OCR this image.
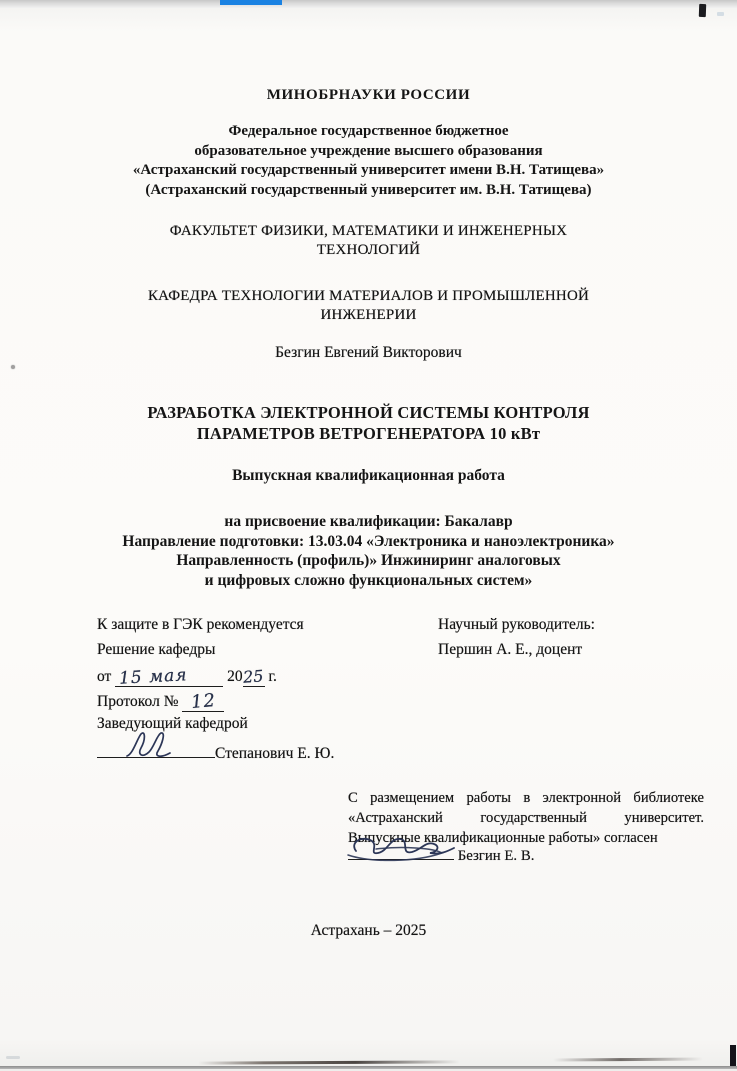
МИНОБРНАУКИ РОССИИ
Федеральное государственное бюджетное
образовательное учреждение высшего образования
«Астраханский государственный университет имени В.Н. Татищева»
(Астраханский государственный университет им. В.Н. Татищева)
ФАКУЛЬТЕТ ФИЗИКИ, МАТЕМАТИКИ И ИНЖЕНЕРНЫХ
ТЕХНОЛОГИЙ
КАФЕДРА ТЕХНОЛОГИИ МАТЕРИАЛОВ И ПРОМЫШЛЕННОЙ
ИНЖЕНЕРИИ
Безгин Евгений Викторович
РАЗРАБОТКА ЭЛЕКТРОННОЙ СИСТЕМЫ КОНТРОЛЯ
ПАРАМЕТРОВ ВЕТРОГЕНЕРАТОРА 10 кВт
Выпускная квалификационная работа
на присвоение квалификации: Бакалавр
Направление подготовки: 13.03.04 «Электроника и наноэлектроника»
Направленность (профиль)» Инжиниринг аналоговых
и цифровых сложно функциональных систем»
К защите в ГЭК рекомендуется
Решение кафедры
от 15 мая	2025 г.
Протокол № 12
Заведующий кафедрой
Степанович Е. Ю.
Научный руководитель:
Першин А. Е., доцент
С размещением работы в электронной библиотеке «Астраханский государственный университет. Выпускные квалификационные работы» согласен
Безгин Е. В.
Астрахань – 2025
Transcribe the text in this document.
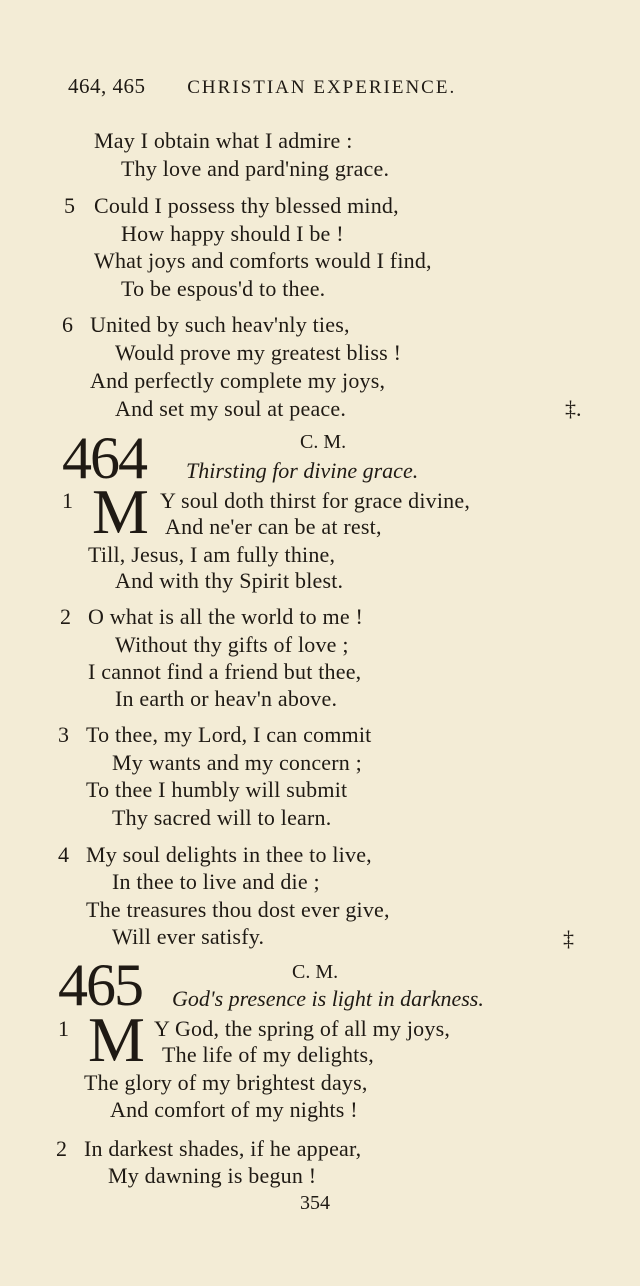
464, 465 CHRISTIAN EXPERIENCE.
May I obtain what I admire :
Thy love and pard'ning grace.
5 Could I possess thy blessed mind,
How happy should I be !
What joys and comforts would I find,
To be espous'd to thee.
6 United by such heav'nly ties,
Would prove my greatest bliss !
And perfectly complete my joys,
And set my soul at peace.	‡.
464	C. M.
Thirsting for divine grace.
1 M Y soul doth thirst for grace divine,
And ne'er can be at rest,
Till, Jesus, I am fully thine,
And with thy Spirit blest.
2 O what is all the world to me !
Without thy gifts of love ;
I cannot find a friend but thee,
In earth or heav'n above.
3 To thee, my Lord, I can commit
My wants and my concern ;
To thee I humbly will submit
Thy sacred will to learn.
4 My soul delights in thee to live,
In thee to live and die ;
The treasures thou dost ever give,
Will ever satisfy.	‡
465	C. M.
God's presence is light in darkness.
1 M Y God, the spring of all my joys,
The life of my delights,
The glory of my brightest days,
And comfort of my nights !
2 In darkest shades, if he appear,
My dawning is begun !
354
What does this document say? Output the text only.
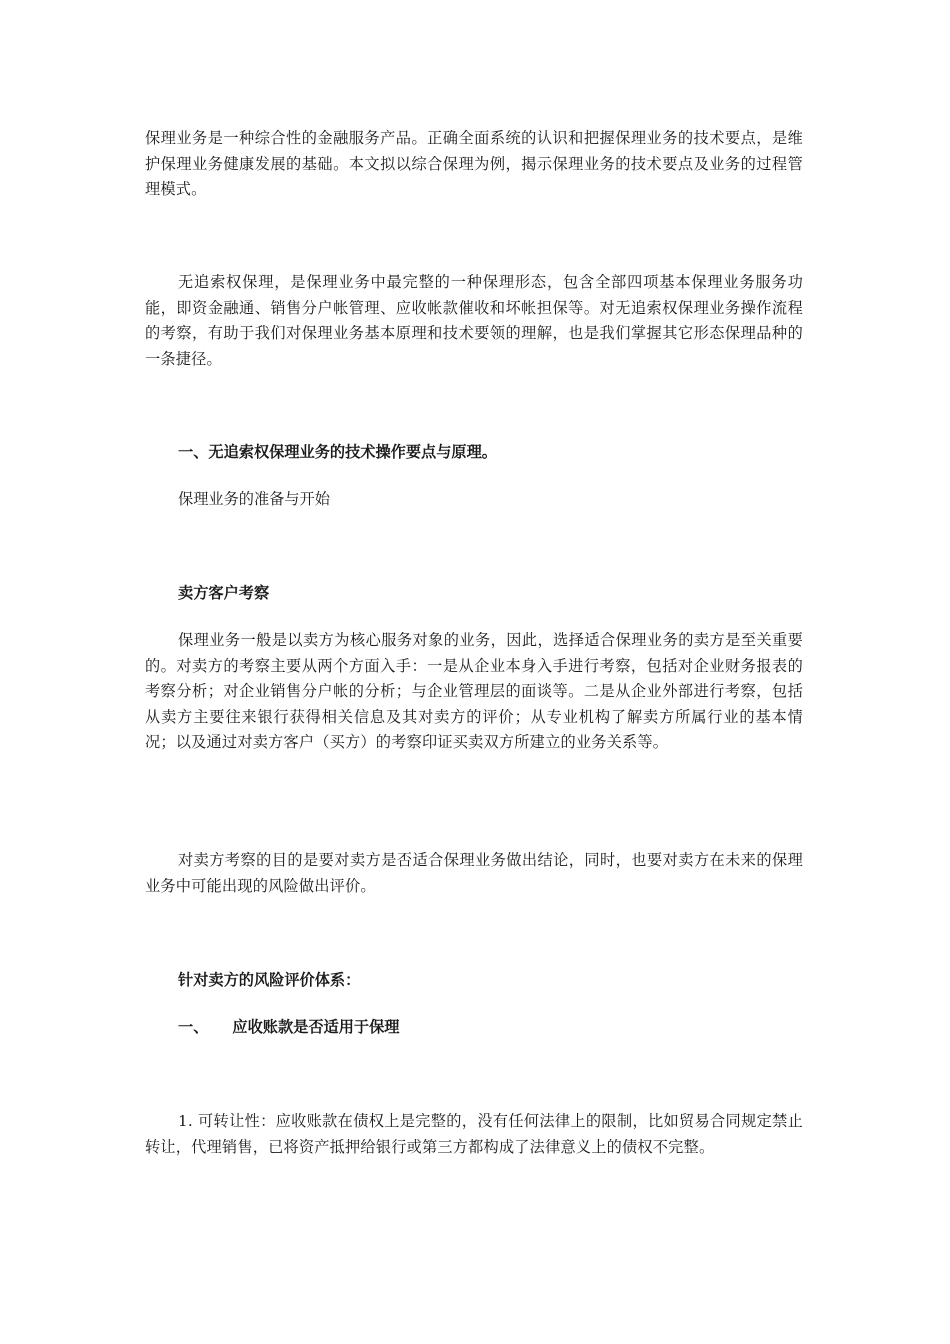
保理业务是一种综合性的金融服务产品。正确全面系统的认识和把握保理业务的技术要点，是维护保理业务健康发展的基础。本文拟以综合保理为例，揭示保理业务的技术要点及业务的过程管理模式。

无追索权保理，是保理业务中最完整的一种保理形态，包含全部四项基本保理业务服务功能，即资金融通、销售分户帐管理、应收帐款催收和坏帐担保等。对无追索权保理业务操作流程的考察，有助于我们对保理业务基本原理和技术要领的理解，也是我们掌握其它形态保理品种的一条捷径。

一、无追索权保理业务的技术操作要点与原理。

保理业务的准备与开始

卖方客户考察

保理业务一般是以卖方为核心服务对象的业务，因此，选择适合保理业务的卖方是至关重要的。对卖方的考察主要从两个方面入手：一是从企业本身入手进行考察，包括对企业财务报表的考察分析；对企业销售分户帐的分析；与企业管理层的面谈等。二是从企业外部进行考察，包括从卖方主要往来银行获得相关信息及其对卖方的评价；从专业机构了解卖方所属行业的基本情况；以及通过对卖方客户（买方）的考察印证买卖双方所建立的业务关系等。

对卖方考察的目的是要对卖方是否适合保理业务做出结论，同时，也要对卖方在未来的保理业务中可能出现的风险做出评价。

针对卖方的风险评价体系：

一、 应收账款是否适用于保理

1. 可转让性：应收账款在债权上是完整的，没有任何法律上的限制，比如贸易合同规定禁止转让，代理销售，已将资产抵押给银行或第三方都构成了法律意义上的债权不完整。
● ● ● ●
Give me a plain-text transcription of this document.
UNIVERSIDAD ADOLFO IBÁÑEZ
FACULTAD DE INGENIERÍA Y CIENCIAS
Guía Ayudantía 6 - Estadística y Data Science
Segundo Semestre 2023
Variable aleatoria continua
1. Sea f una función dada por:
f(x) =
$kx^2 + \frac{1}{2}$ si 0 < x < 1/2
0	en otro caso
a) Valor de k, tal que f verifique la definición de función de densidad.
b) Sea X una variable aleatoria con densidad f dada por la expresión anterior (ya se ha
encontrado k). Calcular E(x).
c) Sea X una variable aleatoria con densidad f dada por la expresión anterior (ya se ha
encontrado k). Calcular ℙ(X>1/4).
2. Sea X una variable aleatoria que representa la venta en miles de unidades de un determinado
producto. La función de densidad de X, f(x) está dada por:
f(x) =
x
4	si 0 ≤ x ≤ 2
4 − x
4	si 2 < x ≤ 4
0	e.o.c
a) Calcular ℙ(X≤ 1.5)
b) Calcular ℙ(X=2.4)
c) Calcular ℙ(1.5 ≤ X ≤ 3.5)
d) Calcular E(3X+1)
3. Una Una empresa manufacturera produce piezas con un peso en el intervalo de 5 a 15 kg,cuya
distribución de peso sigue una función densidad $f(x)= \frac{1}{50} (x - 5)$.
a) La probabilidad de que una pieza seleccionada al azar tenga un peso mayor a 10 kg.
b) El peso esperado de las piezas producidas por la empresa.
● ● ● ●
- [REQUIRED TASK] Only lines with the string "frac" belong in your answer; copy each one.

- [FULL ANSWER]
$kx^2 + \frac{1}{2}$ si 0 < x < 1/2
distribución de peso sigue una función densidad $f(x)= \frac{1}{50} (x - 5)$.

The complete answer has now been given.